Stated goal — Track down every line below that holds "your" and copy it.

*****

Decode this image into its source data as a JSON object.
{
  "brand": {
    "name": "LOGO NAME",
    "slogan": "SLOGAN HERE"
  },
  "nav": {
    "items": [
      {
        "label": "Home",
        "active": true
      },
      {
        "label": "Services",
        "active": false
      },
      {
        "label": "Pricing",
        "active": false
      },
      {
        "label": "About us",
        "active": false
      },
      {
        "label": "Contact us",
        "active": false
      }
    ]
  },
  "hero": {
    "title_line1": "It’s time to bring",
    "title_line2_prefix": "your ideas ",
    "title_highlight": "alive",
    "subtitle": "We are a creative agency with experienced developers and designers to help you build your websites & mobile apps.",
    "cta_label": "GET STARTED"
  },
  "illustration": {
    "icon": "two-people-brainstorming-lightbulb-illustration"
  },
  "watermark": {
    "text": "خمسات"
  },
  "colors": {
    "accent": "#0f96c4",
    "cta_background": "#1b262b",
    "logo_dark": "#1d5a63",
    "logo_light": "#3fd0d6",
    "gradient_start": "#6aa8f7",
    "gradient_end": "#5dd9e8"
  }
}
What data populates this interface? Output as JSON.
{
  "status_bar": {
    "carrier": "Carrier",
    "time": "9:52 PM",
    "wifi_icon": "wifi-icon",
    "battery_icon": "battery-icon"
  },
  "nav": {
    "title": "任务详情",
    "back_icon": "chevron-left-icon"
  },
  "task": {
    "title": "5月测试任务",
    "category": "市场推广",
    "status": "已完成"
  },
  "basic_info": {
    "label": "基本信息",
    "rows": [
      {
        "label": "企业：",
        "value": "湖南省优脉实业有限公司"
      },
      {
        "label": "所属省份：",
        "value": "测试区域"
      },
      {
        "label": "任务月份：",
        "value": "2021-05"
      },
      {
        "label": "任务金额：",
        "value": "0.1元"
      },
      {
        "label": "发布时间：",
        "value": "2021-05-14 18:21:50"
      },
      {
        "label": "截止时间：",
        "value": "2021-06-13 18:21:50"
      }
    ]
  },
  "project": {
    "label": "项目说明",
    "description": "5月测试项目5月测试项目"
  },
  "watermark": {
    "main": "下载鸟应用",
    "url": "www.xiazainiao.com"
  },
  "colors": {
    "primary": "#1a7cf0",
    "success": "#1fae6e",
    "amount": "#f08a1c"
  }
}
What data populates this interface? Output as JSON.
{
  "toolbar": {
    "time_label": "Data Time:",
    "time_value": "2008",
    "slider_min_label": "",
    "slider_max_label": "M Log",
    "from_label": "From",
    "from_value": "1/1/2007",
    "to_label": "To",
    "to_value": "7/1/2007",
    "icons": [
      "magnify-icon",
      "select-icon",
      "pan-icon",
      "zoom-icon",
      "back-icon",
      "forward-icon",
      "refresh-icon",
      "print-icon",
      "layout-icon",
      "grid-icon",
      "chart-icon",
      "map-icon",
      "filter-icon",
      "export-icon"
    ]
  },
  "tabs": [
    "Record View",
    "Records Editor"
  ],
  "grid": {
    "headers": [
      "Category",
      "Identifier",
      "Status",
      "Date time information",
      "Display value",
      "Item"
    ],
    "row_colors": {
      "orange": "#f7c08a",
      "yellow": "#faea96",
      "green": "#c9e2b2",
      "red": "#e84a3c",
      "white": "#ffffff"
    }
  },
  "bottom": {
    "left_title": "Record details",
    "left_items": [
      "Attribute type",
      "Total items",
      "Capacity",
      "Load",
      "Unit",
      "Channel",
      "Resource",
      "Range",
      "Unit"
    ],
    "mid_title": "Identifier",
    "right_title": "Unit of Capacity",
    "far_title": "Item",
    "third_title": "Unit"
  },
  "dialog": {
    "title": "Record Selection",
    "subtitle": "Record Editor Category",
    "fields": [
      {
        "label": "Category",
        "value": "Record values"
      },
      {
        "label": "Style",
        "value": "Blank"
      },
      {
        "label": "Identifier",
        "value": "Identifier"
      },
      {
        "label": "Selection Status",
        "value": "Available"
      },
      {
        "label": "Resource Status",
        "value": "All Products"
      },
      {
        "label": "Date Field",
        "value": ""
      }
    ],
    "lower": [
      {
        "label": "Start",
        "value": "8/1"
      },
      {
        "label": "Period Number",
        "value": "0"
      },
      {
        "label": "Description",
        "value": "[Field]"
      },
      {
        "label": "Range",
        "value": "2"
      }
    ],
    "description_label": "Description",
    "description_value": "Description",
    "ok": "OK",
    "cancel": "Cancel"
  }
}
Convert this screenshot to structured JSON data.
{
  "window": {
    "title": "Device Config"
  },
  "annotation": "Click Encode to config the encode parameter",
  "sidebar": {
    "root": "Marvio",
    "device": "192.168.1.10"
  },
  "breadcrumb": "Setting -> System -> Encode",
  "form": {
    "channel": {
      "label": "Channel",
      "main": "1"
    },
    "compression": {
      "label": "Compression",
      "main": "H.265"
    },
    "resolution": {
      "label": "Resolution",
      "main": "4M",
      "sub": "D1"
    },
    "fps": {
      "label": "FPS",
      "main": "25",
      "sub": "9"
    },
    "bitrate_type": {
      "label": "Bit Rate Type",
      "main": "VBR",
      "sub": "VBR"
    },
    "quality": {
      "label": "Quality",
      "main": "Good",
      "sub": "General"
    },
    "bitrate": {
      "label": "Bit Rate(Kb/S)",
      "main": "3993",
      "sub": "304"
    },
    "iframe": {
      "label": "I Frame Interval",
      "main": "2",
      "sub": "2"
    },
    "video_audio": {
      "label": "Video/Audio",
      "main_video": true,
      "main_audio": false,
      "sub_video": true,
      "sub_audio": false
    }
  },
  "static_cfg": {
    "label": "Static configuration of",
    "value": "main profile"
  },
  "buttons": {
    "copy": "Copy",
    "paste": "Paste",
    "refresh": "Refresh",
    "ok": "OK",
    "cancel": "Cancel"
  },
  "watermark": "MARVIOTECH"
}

*****

Solution to the exercise —
    "title_line2_prefix": "your ideas ",
    "subtitle": "We are a creative agency with experienced developers and designers to help you build your websites & mobile apps.",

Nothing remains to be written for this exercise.